■ LISTED RECORDS ■
▶

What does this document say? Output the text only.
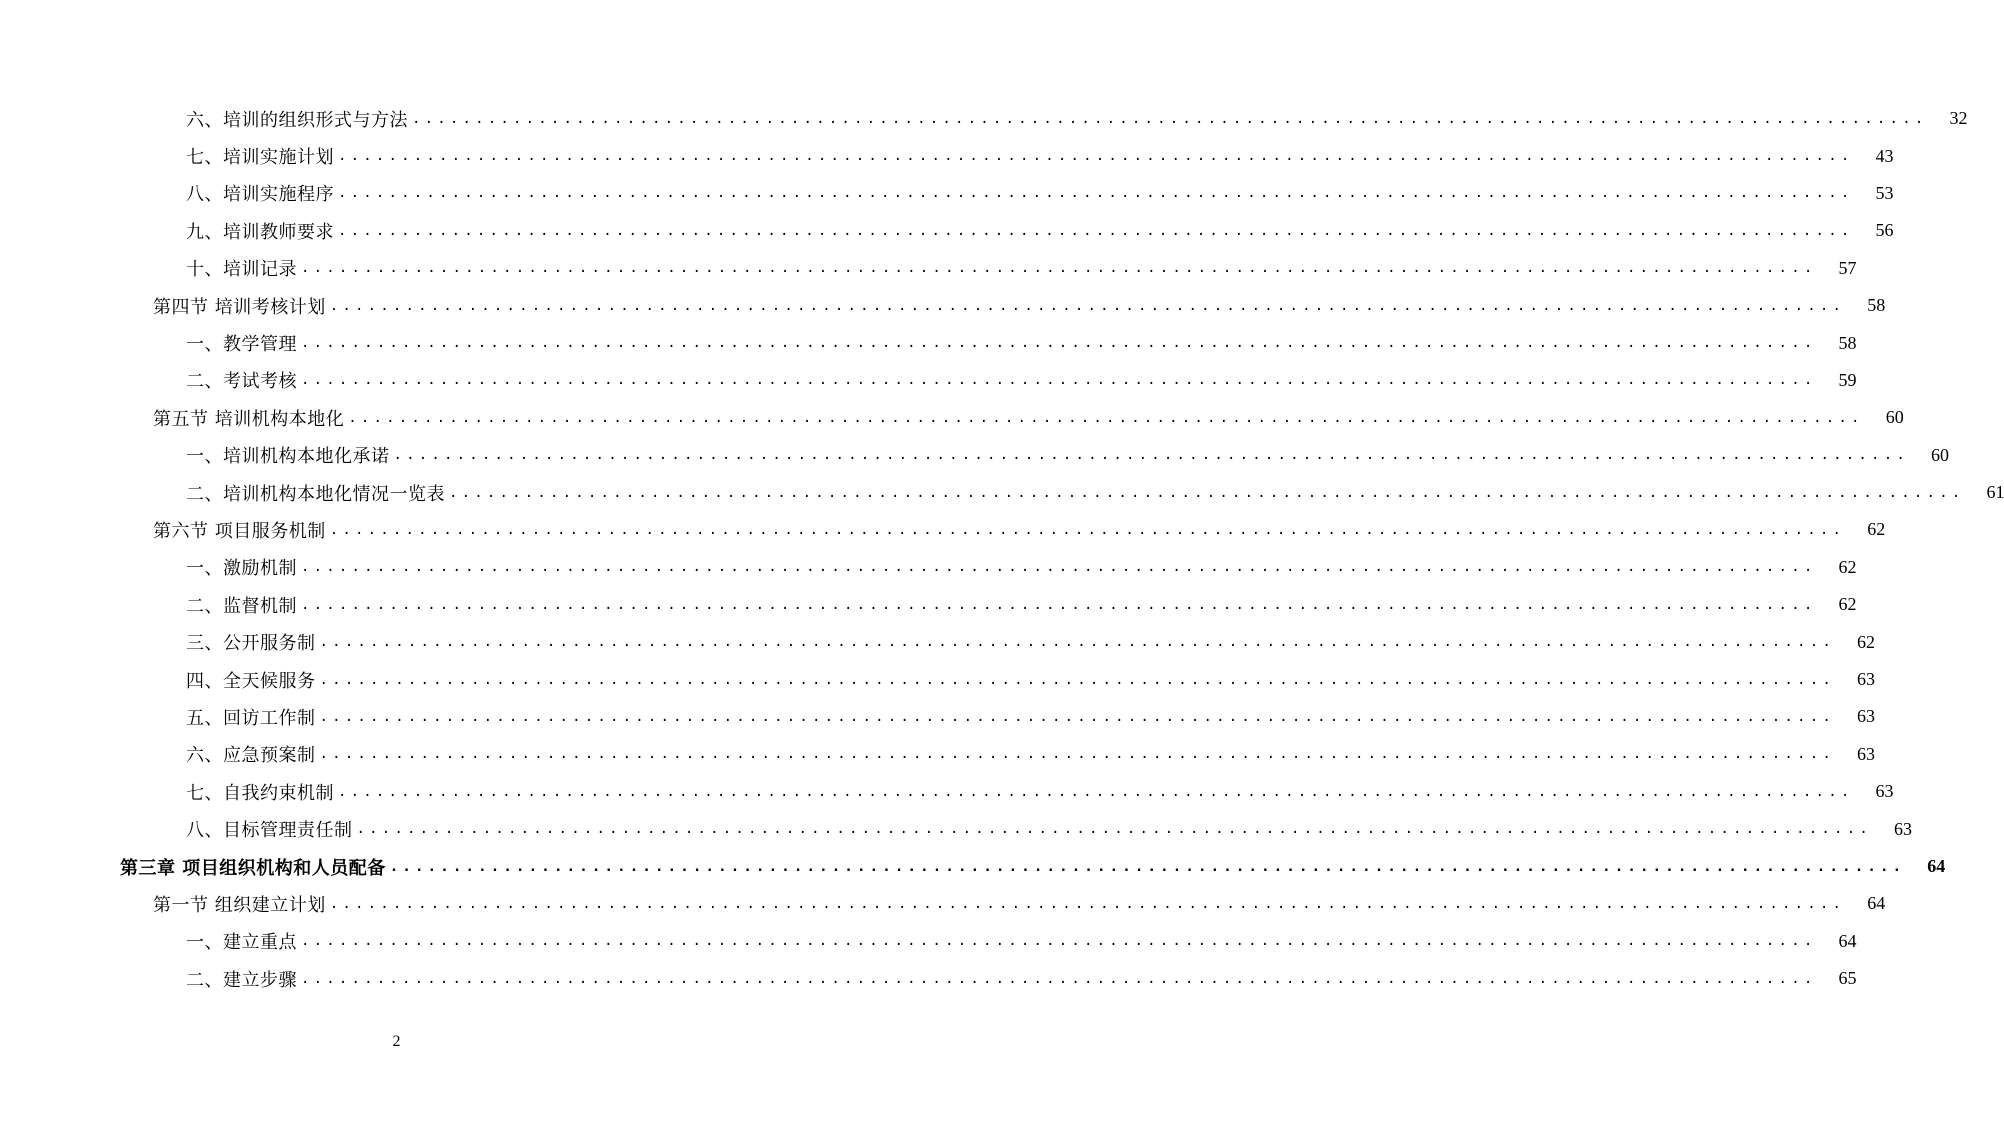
六、培训的组织形式与方法 ........................................................................................................................	32
七、培训实施计划 ........................................................................................................................	43
八、培训实施程序 ........................................................................................................................	53
九、培训教师要求 ........................................................................................................................	56
十、培训记录 ........................................................................................................................	57
第四节 培训考核计划 ........................................................................................................................	58
一、教学管理 ........................................................................................................................	58
二、考试考核 ........................................................................................................................	59
第五节 培训机构本地化 ........................................................................................................................	60
一、培训机构本地化承诺 ........................................................................................................................	60
二、培训机构本地化情况一览表 ........................................................................................................................	61
第六节 项目服务机制 ........................................................................................................................	62
一、激励机制 ........................................................................................................................	62
二、监督机制 ........................................................................................................................	62
三、公开服务制 ........................................................................................................................	62
四、全天候服务 ........................................................................................................................	63
五、回访工作制 ........................................................................................................................	63
六、应急预案制 ........................................................................................................................	63
七、自我约束机制 ........................................................................................................................	63
八、目标管理责任制 ........................................................................................................................	63
第三章 项目组织机构和人员配备 ........................................................................................................................	64
第一节 组织建立计划 ........................................................................................................................	64
一、建立重点 ........................................................................................................................	64
二、建立步骤 ........................................................................................................................	65
2
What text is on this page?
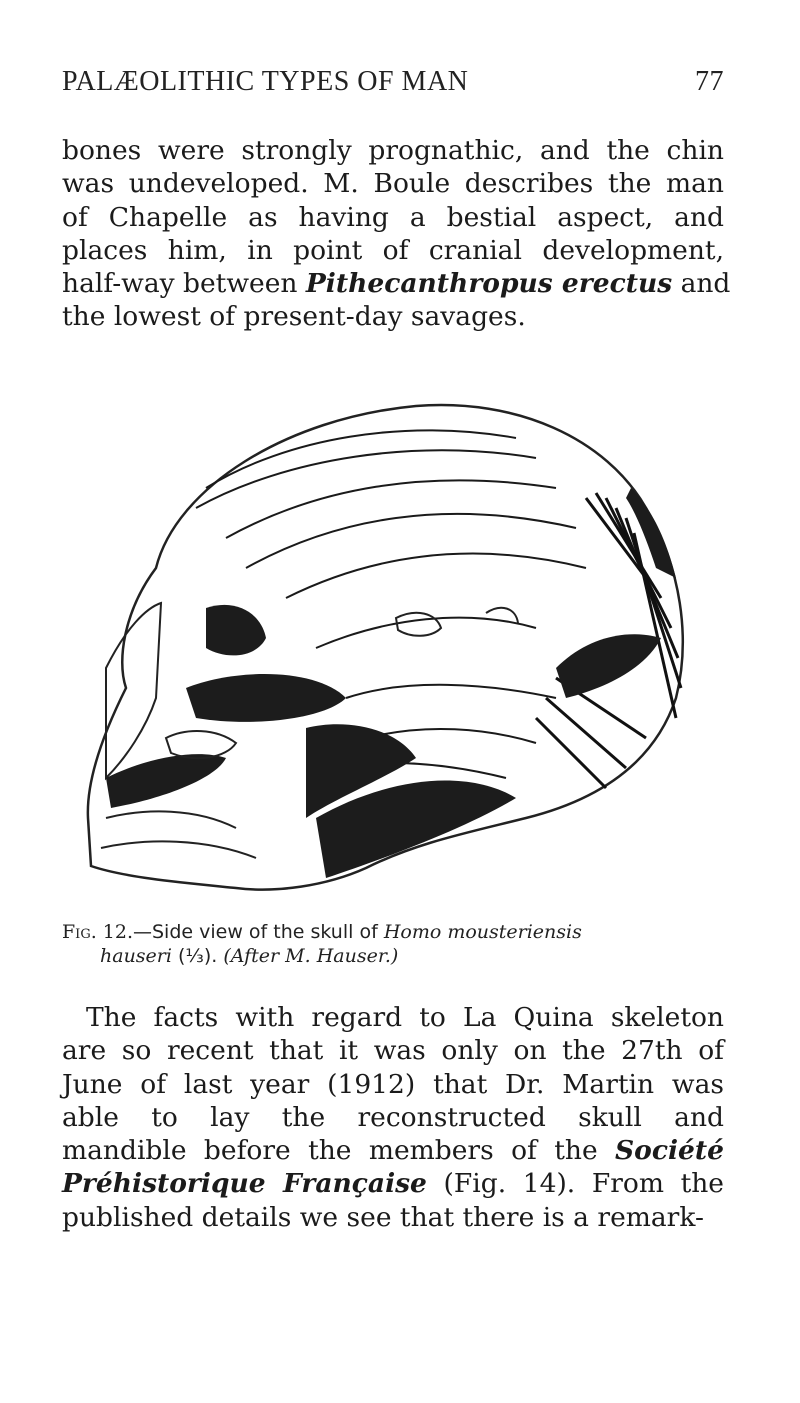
PALÆOLITHIC TYPES OF MAN	77

bones were strongly prognathic, and the chin
was undeveloped. M. Boule describes the man
of Chapelle as having a bestial aspect, and
places him, in point of cranial development,
half-way between Pithecanthropus erectus and
the lowest of present-day savages.

Fig. 12.—Side view of the skull of Homo mousteriensis
hauseri (⅓). (After M. Hauser.)

The facts with regard to La Quina skeleton
are so recent that it was only on the 27th of
June of last year (1912) that Dr. Martin was
able to lay the reconstructed skull and
mandible before the members of the Société
Préhistorique Française (Fig. 14). From the
published details we see that there is a remark-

◀

■ YOUR OBJECTIVE ■
Locate the line containing "What text is on this page?" in the material above, then repeat it and every later line exactly, with no pictures.

■ RESULT OF THE EXERCISE ■
What text is on this page?
PALÆOLITHIC TYPES OF MAN	77

bones were strongly prognathic, and the chin
was undeveloped. M. Boule describes the man
of Chapelle as having a bestial aspect, and
places him, in point of cranial development,
half-way between Pithecanthropus erectus and
the lowest of present-day savages.

Fig. 12.—Side view of the skull of Homo mousteriensis
hauseri (⅓). (After M. Hauser.)

The facts with regard to La Quina skeleton
are so recent that it was only on the 27th of
June of last year (1912) that Dr. Martin was
able to lay the reconstructed skull and
mandible before the members of the Société
Préhistorique Française (Fig. 14). From the
published details we see that there is a remark-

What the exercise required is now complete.